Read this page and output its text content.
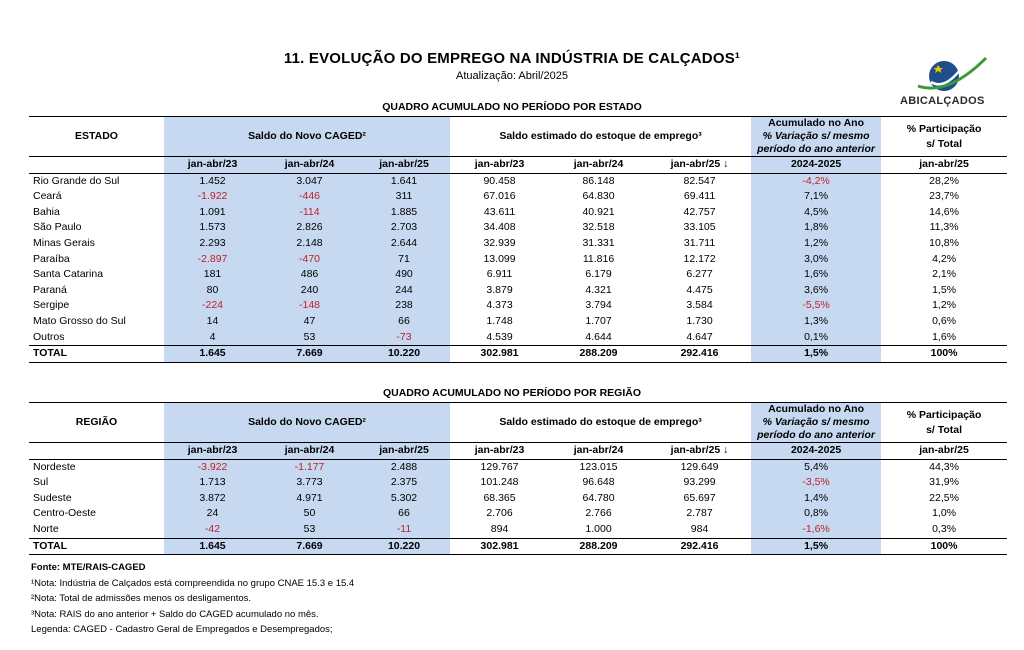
11. EVOLUÇÃO DO EMPREGO NA INDÚSTRIA DE CALÇADOS¹
Atualização: Abril/2025
ABICALÇADOS
QUADRO ACUMULADO NO PERÍODO POR ESTADO
ESTADO	Saldo do Novo CAGED²			Saldo estimado do estoque de emprego³			Acumulado no Ano	% Participação
s/ Total
							% Variação s/ mesmo	
							período do ano anterior	
	jan-abr/23	jan-abr/24	jan-abr/25	jan-abr/23	jan-abr/24	jan-abr/25 ↓	2024-2025	jan-abr/25
Rio Grande do Sul	1.452	3.047	1.641	90.458	86.148	82.547	-4,2%	28,2%
Ceará	-1.922	-446	311	67.016	64.830	69.411	7,1%	23,7%
Bahia	1.091	-114	1.885	43.611	40.921	42.757	4,5%	14,6%
São Paulo	1.573	2.826	2.703	34.408	32.518	33.105	1,8%	11,3%
Minas Gerais	2.293	2.148	2.644	32.939	31.331	31.711	1,2%	10,8%
Paraíba	-2.897	-470	71	13.099	11.816	12.172	3,0%	4,2%
Santa Catarina	181	486	490	6.911	6.179	6.277	1,6%	2,1%
Paraná	80	240	244	3.879	4.321	4.475	3,6%	1,5%
Sergipe	-224	-148	238	4.373	3.794	3.584	-5,5%	1,2%
Mato Grosso do Sul	14	47	66	1.748	1.707	1.730	1,3%	0,6%
Outros	4	53	-73	4.539	4.644	4.647	0,1%	1,6%
TOTAL	1.645	7.669	10.220	302.981	288.209	292.416	1,5%	100%
QUADRO ACUMULADO NO PERÍODO POR REGIÃO
REGIÃO	Saldo do Novo CAGED²			Saldo estimado do estoque de emprego³			Acumulado no Ano	% Participação
s/ Total
							% Variação s/ mesmo	
							período do ano anterior	
	jan-abr/23	jan-abr/24	jan-abr/25	jan-abr/23	jan-abr/24	jan-abr/25 ↓	2024-2025	jan-abr/25
Nordeste	-3.922	-1.177	2.488	129.767	123.015	129.649	5,4%	44,3%
Sul	1.713	3.773	2.375	101.248	96.648	93.299	-3,5%	31,9%
Sudeste	3.872	4.971	5.302	68.365	64.780	65.697	1,4%	22,5%
Centro-Oeste	24	50	66	2.706	2.766	2.787	0,8%	1,0%
Norte	-42	53	-11	894	1.000	984	-1,6%	0,3%
TOTAL	1.645	7.669	10.220	302.981	288.209	292.416	1,5%	100%
Fonte: MTE/RAIS-CAGED
¹Nota: Indústria de Calçados está compreendida no grupo CNAE 15.3 e 15.4
²Nota: Total de admissões menos os desligamentos.
³Nota: RAIS do ano anterior + Saldo do CAGED acumulado no mês.
Legenda: CAGED - Cadastro Geral de Empregados e Desempregados;
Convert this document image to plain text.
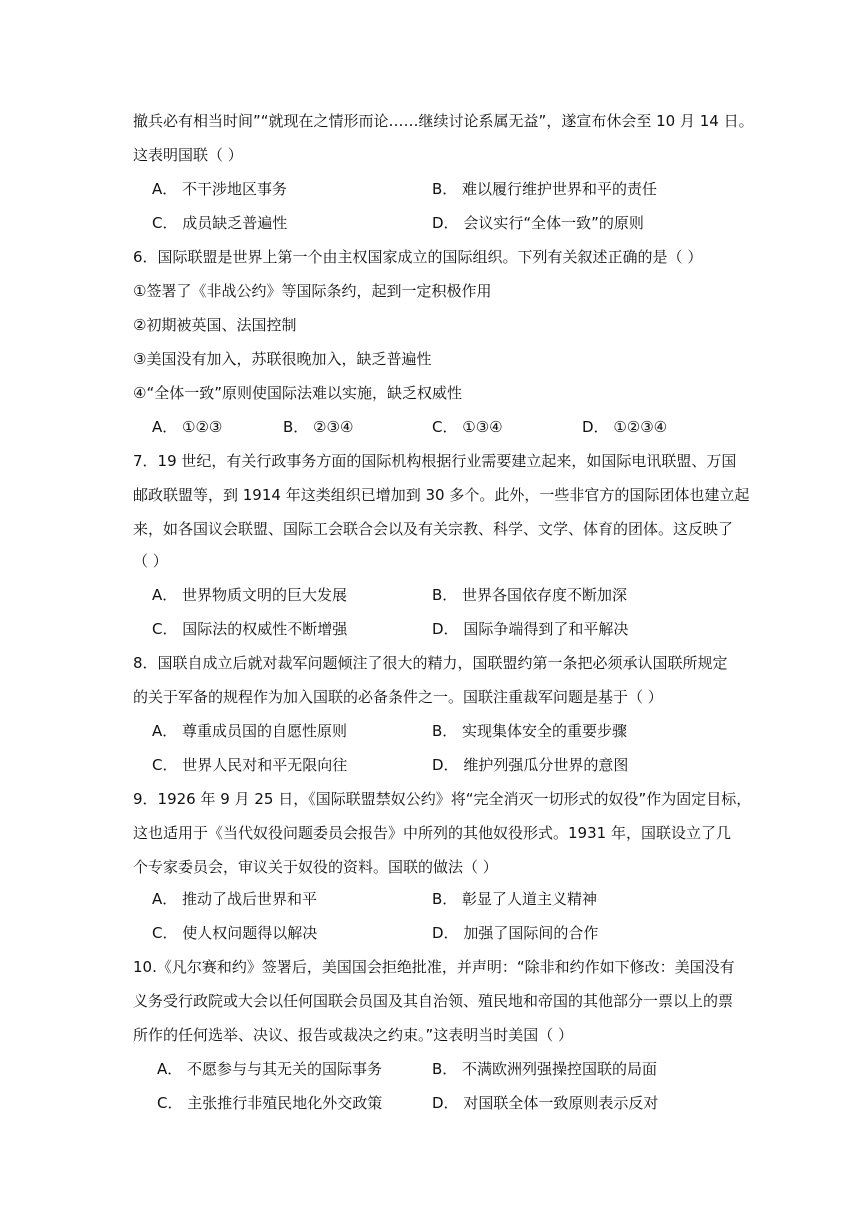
撤兵必有相当时间”“就现在之情形而论……继续讨论系属无益”，遂宣布休会至 10 月 14 日。
这表明国联（ ）
A． 不干涉地区事务	B． 难以履行维护世界和平的责任
C． 成员缺乏普遍性	D． 会议实行“全体一致”的原则
6．国际联盟是世界上第一个由主权国家成立的国际组织。下列有关叙述正确的是（ ）
①签署了《非战公约》等国际条约，起到一定积极作用
②初期被英国、法国控制
③美国没有加入，苏联很晚加入，缺乏普遍性
④“全体一致”原则使国际法难以实施，缺乏权威性
A． ①②③	B． ②③④	C． ①③④	D． ①②③④
7．19 世纪，有关行政事务方面的国际机构根据行业需要建立起来，如国际电讯联盟、万国
邮政联盟等，到 1914 年这类组织已增加到 30 多个。此外，一些非官方的国际团体也建立起
来，如各国议会联盟、国际工会联合会以及有关宗教、科学、文学、体育的团体。这反映了
（ ）
A． 世界物质文明的巨大发展	B． 世界各国依存度不断加深
C． 国际法的权威性不断增强	D． 国际争端得到了和平解决
8．国联自成立后就对裁军问题倾注了很大的精力，国联盟约第一条把必须承认国联所规定
的关于军备的规程作为加入国联的必备条件之一。国联注重裁军问题是基于（ ）
A． 尊重成员国的自愿性原则	B． 实现集体安全的重要步骤
C． 世界人民对和平无限向往	D． 维护列强瓜分世界的意图
9．1926 年 9 月 25 日，《国际联盟禁奴公约》将“完全消灭一切形式的奴役”作为固定目标，
这也适用于《当代奴役问题委员会报告》中所列的其他奴役形式。1931 年，国联设立了几
个专家委员会，审议关于奴役的资料。国联的做法（ ）
A． 推动了战后世界和平	B． 彰显了人道主义精神
C． 使人权问题得以解决	D． 加强了国际间的合作
10.《凡尔赛和约》签署后，美国国会拒绝批准，并声明：“除非和约作如下修改：美国没有
义务受行政院或大会以任何国联会员国及其自治领、殖民地和帝国的其他部分一票以上的票
所作的任何选举、决议、报告或裁决之约束。”这表明当时美国（ ）
A． 不愿参与与其无关的国际事务	B． 不满欧洲列强操控国联的局面
C． 主张推行非殖民地化外交政策	D． 对国联全体一致原则表示反对
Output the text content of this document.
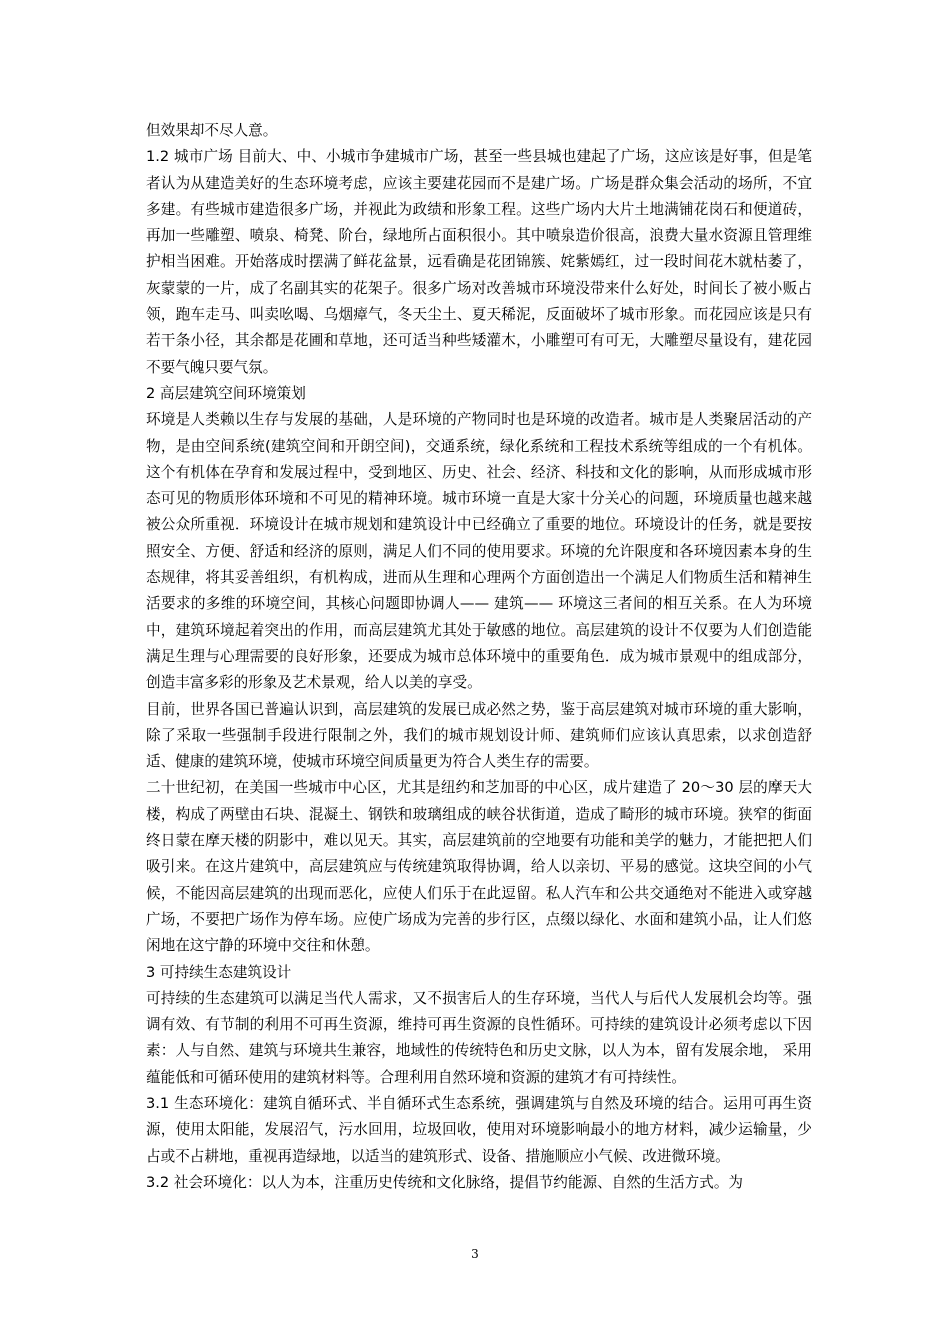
但效果却不尽人意。

1.2 城市广场 目前大、中、小城市争建城市广场，甚至一些县城也建起了广场，这应该是好事，但是笔者认为从建造美好的生态环境考虑，应该主要建花园而不是建广场。广场是群众集会活动的场所，不宜多建。有些城市建造很多广场，并视此为政绩和形象工程。这些广场内大片土地满铺花岗石和便道砖，再加一些雕塑、喷泉、椅凳、阶台，绿地所占面积很小。其中喷泉造价很高，浪费大量水资源且管理维护相当困难。开始落成时摆满了鲜花盆景，远看确是花团锦簇、姹紫嫣红，过一段时间花木就枯萎了，灰蒙蒙的一片，成了名副其实的花架子。很多广场对改善城市环境没带来什么好处，时间长了被小贩占领，跑车走马、叫卖吆喝、乌烟瘴气，冬天尘土、夏天稀泥，反面破坏了城市形象。而花园应该是只有若干条小径，其余都是花圃和草地，还可适当种些矮灌木，小雕塑可有可无，大雕塑尽量设有，建花园不要气魄只要气氛。

2 高层建筑空间环境策划

环境是人类赖以生存与发展的基础，人是环境的产物同时也是环境的改造者。城市是人类聚居活动的产物，是由空间系统(建筑空间和开朗空间)，交通系统，绿化系统和工程技术系统等组成的一个有机体。这个有机体在孕育和发展过程中，受到地区、历史、社会、经济、科技和文化的影响，从而形成城市形态可见的物质形体环境和不可见的精神环境。城市环境一直是大家十分关心的问题，环境质量也越来越被公众所重视．环境设计在城市规划和建筑设计中已经确立了重要的地位。环境设计的任务，就是要按照安全、方便、舒适和经济的原则，满足人们不同的使用要求。环境的允许限度和各环境因素本身的生态规律，将其妥善组织，有机构成，进而从生理和心理两个方面创造出一个满足人们物质生活和精神生活要求的多维的环境空间，其核心问题即协调人—— 建筑—— 环境这三者间的相互关系。在人为环境中，建筑环境起着突出的作用，而高层建筑尤其处于敏感的地位。高层建筑的设计不仅要为人们创造能满足生理与心理需要的良好形象，还要成为城市总体环境中的重要角色．成为城市景观中的组成部分，创造丰富多彩的形象及艺术景观，给人以美的享受。

目前，世界各国已普遍认识到，高层建筑的发展已成必然之势，鉴于高层建筑对城市环境的重大影响，除了采取一些强制手段进行限制之外，我们的城市规划设计师、建筑师们应该认真思索，以求创造舒适、健康的建筑环境，使城市环境空间质量更为符合人类生存的需要。

二十世纪初，在美国一些城市中心区，尤其是纽约和芝加哥的中心区，成片建造了 20～30 层的摩天大楼，构成了两壁由石块、混凝土、钢铁和玻璃组成的峡谷状街道，造成了畸形的城市环境。狭窄的街面终日蒙在摩天楼的阴影中，难以见天。其实，高层建筑前的空地要有功能和美学的魅力，才能把把人们吸引来。在这片建筑中，高层建筑应与传统建筑取得协调，给人以亲切、平易的感觉。这块空间的小气候，不能因高层建筑的出现而恶化，应使人们乐于在此逗留。私人汽车和公共交通绝对不能进入或穿越广场，不要把广场作为停车场。应使广场成为完善的步行区，点缀以绿化、水面和建筑小品，让人们悠闲地在这宁静的环境中交往和休憩。

3 可持续生态建筑设计

可持续的生态建筑可以满足当代人需求，又不损害后人的生存环境，当代人与后代人发展机会均等。强调有效、有节制的利用不可再生资源，维持可再生资源的良性循环。可持续的建筑设计必须考虑以下因素：人与自然、建筑与环境共生兼容，地域性的传统特色和历史文脉，以人为本，留有发展余地， 采用蕴能低和可循环使用的建筑材料等。合理利用自然环境和资源的建筑才有可持续性。

3.1 生态环境化：建筑自循环式、半自循环式生态系统，强调建筑与自然及环境的结合。运用可再生资源，使用太阳能，发展沼气，污水回用，垃圾回收，使用对环境影响最小的地方材料，减少运输量，少占或不占耕地，重视再造绿地，以适当的建筑形式、设备、措施顺应小气候、改进微环境。

3.2 社会环境化：以人为本，注重历史传统和文化脉络，提倡节约能源、自然的生活方式。为

3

- **INSTRUCTIONS TO FOLLOW**
Search the records above for the string "content". Copy every line that contains it.

- **TASK OUTPUT**
Read this page and output its text content.
Output the text content of this document.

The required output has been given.